* **Selected passage**

_ _ _ _ _

Changing your relationship status on Facebook is one of those Signs of Our Times people love to debate. But the most common status is actually "married," implying that many couples wait for a ring before making it e-fficial.
Noam Cohen's Times article on the subject is full of the kinds of pronouncements about How Facebook Has Changed Our Lives that crop up in old-media coverage of the site — "People are ‘performing' relationships on Facebook;" "What is a wedding ring, but a status report?" These come courtesy of Nancy Baym, author of Personal Communications in the Digital Age, who claims Facebook is changing the way people think and talk about their relationships, introducing added pressure to "make things explicit." Of course, that's not true for the 47% of women and 53% of men who choose not to list a status. These folks, I'd argue, have the right idea.
I'm not one to get too concerned about online privacy, but I haven't listed a relationship status on Facebook since 2007. The reason: breakups. Blogger Tomfoolery sums up my feelings on the subject: "All of your friends get that update in real time; not a fun way to find out that the dream is over." I don't mind telling my friends — or even my acquaintances — when a relationship has ended, but I prefer not to do it all at once, via RSS. And then there's the separate problem of one's ex's relationship status and whether he or she decides to change it — listing your relationship status just makes any change in it all the more obnoxious to deal with.

_ _ _ _ _

(Extracted data entries)
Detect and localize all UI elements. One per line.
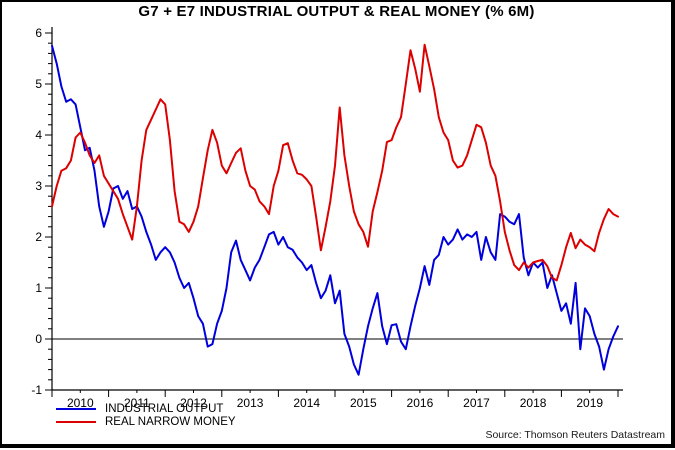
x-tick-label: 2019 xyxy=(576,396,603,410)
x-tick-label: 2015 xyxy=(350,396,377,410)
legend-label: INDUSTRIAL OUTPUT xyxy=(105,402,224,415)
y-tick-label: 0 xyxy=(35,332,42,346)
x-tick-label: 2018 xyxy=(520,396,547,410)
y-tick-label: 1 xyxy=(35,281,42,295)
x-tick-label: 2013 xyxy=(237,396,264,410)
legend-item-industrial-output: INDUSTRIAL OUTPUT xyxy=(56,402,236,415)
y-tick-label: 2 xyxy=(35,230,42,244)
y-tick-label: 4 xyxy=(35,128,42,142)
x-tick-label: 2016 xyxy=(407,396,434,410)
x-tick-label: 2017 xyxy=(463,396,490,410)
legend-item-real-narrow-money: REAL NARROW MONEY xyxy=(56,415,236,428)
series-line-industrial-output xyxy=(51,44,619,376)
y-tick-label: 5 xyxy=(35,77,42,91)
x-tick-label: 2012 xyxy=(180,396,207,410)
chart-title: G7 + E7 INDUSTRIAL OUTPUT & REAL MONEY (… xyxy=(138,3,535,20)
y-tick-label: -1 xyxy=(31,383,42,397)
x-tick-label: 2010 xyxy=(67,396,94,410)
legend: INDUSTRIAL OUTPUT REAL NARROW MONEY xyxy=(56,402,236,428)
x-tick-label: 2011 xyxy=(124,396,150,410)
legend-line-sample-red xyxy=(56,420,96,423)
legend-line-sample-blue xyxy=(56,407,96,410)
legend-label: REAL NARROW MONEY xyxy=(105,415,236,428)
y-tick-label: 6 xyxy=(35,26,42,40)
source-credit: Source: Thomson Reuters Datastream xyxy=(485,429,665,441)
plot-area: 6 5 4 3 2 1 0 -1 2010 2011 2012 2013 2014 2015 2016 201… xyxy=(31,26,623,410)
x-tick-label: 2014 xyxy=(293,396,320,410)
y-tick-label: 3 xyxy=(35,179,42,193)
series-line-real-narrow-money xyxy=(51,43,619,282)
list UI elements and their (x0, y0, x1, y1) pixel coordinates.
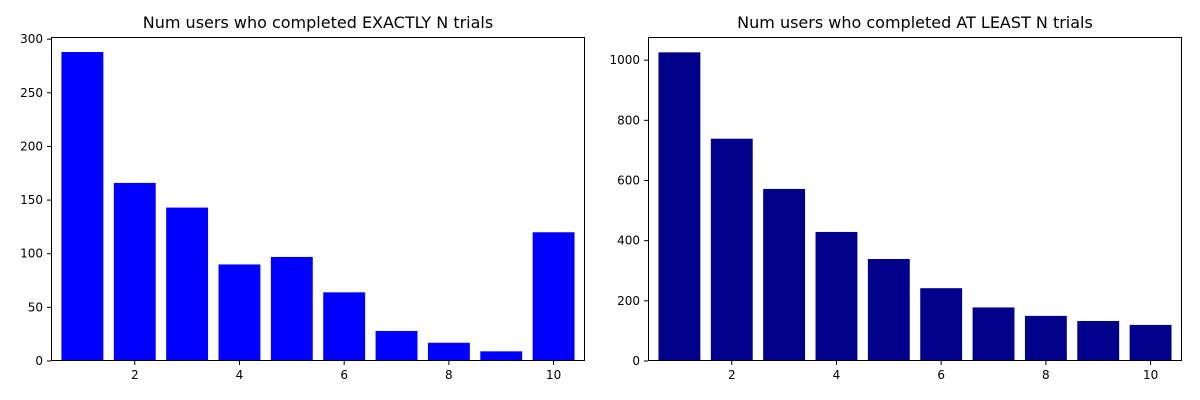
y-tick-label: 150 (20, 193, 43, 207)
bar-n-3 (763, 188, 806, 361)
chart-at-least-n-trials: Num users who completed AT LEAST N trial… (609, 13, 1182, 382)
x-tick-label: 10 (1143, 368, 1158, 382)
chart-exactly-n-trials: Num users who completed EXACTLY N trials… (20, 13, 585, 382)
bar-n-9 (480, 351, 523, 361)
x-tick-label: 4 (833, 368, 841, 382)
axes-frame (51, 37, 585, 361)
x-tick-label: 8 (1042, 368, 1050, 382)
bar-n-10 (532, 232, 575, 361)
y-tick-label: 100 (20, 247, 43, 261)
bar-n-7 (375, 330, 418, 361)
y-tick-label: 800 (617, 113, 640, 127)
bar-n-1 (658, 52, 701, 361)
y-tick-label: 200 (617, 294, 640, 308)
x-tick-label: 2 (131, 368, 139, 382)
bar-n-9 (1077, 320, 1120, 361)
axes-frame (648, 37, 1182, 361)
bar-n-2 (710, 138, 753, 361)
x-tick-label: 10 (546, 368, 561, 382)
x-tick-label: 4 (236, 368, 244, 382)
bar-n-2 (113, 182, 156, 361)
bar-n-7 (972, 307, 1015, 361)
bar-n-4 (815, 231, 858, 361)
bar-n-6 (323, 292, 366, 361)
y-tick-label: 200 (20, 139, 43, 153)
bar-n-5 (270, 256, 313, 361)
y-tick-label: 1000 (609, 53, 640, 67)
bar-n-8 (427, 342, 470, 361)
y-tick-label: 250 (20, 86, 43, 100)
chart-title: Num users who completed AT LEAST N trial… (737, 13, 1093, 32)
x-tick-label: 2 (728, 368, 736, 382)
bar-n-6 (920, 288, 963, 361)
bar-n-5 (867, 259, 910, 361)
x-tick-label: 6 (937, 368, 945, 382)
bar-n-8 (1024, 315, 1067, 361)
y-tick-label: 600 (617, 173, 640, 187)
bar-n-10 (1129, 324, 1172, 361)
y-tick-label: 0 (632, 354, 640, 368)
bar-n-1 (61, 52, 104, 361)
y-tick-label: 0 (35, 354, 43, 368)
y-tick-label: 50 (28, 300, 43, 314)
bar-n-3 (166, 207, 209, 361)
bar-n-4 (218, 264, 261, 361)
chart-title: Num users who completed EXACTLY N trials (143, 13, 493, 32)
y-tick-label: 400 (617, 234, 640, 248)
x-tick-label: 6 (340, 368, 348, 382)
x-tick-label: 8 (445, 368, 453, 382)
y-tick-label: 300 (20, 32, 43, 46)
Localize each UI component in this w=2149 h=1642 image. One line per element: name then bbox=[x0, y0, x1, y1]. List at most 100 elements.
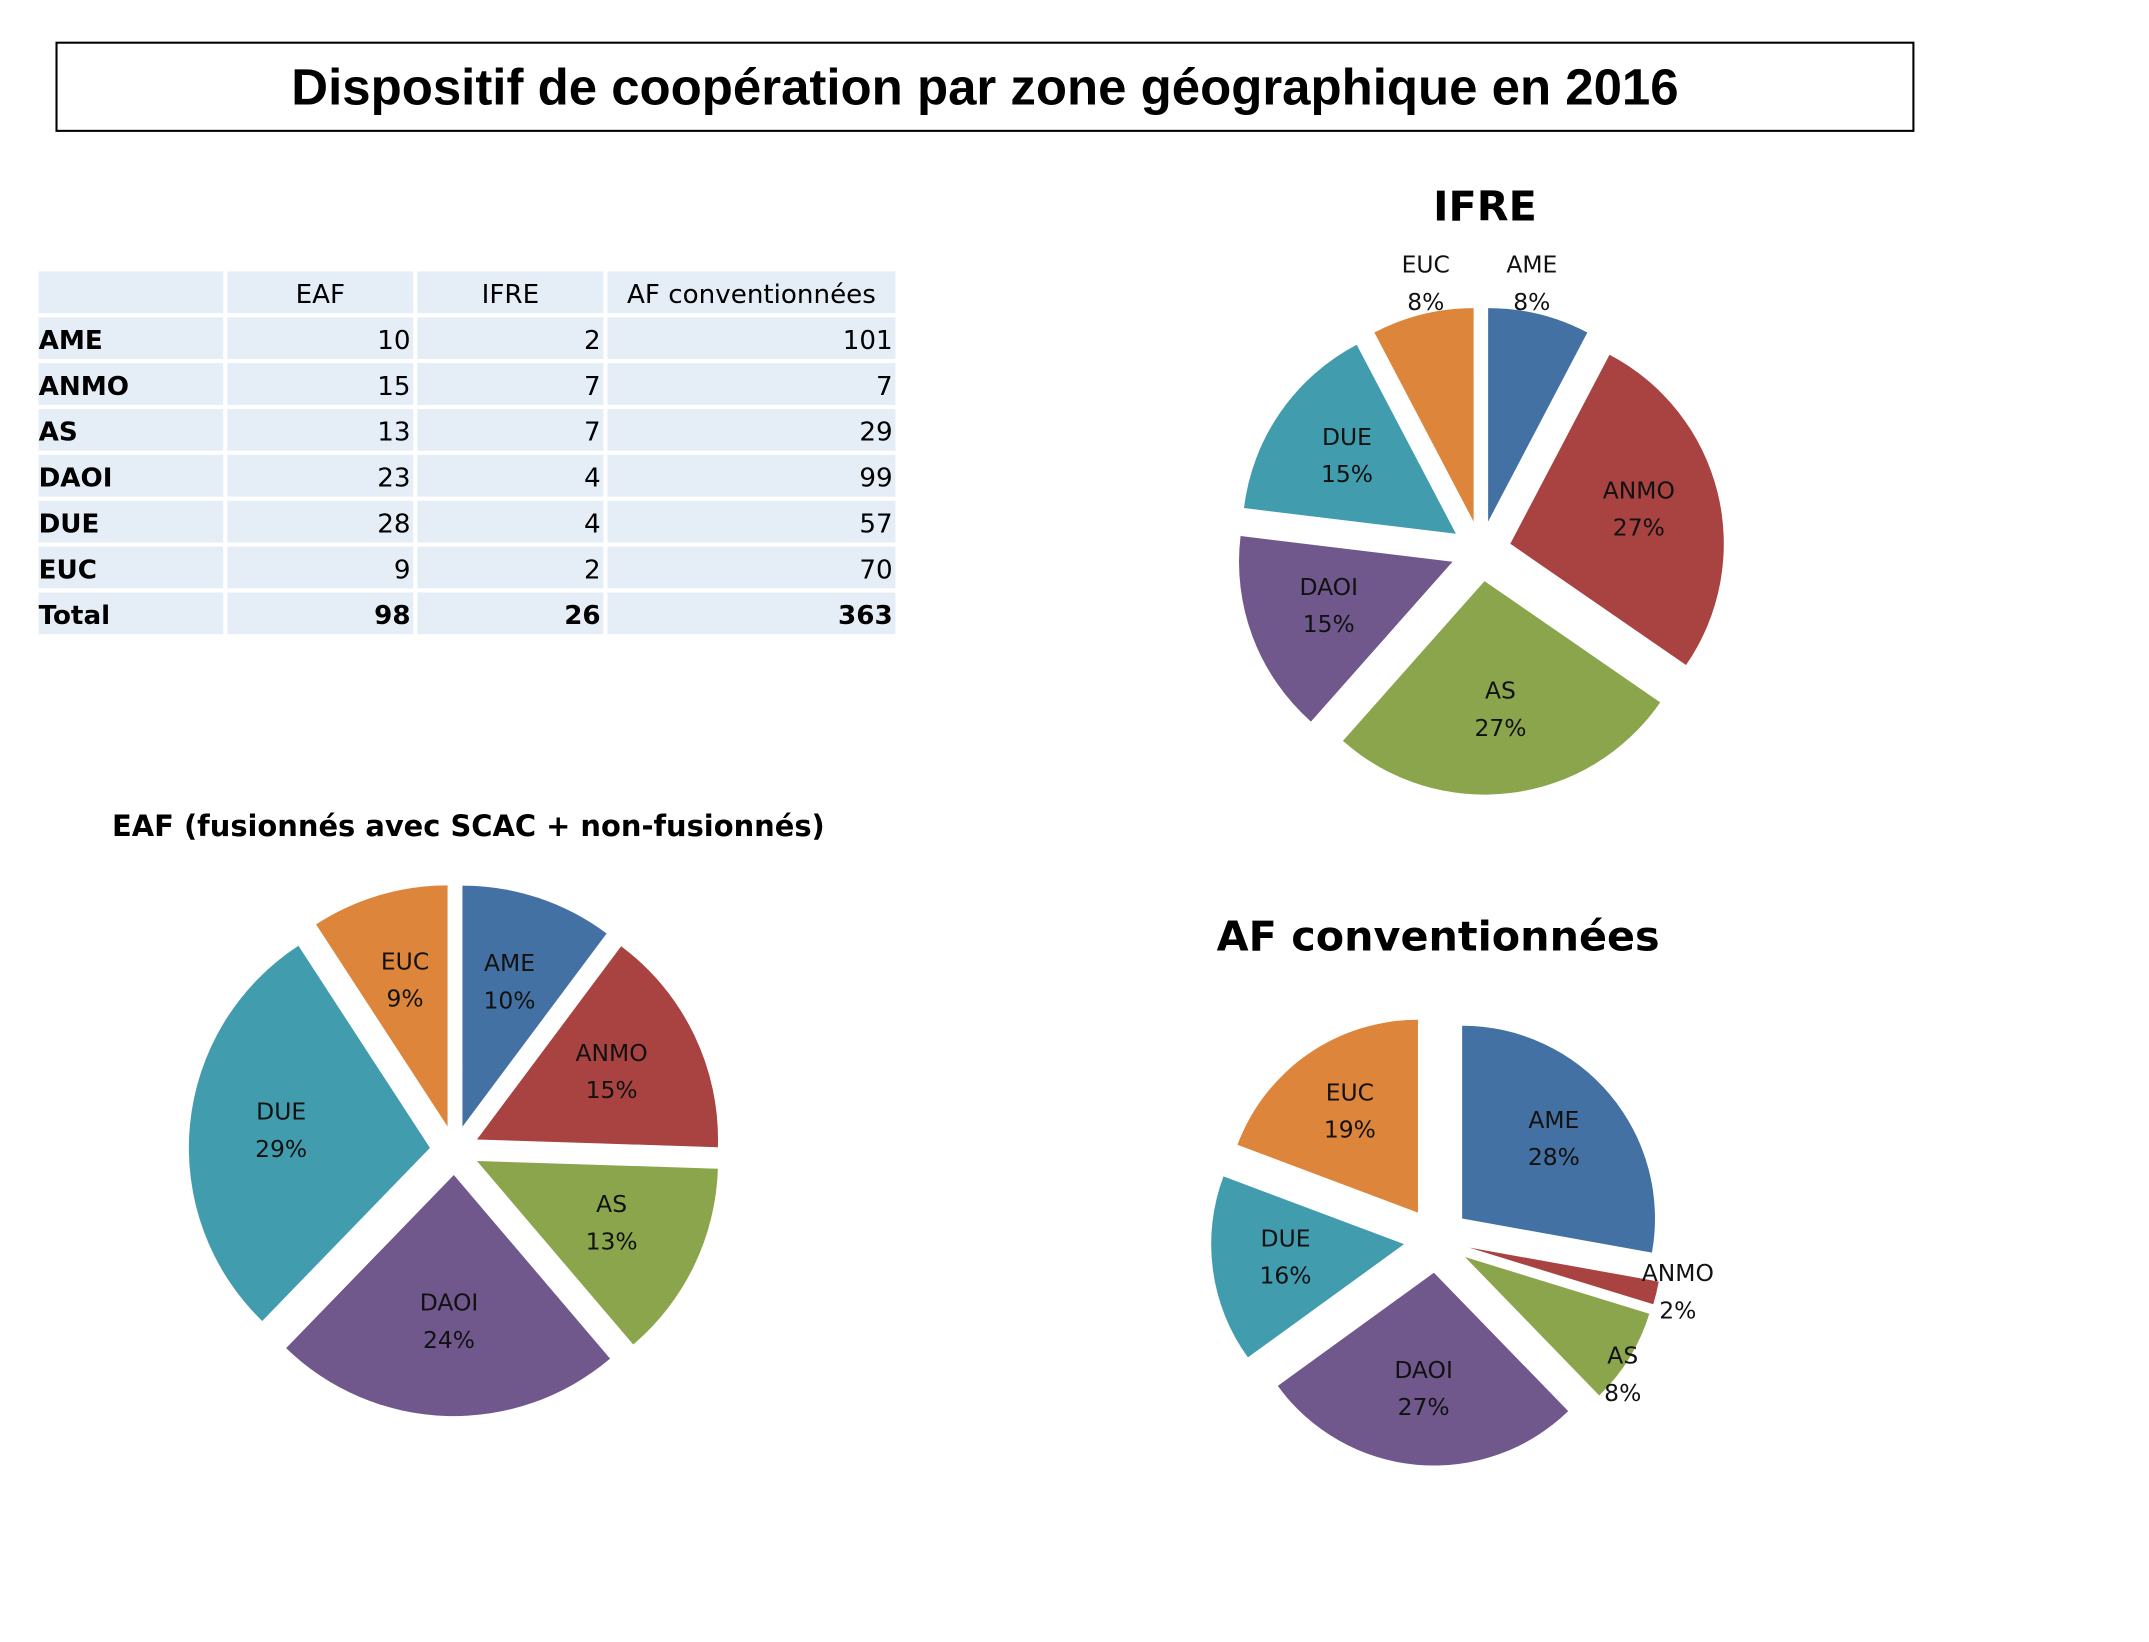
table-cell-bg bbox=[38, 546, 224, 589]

_ _ _ _ _

* **Problem requirements**
Copy the stretch of the Facebook relationship-status article from "I'm not one" through "to deal with.", swapping "breakups" for "splits".

* **Answer to the task**
I'm not one to get too concerned about online privacy, but I haven't listed a relationship status on Facebook since 2007. The reason: splits. Blogger Tomfoolery sums up my feelings on the subject: "All of your friends get that update in real time; not a fun way to find out that the dream is over." I don't mind telling my friends — or even my acquaintances — when a relationship has ended, but I prefer not to do it all at once, via RSS. And then there's the separate problem of one's ex's relationship status and whether he or she decides to change it — listing your relationship status just makes any change in it all the more obnoxious to deal with.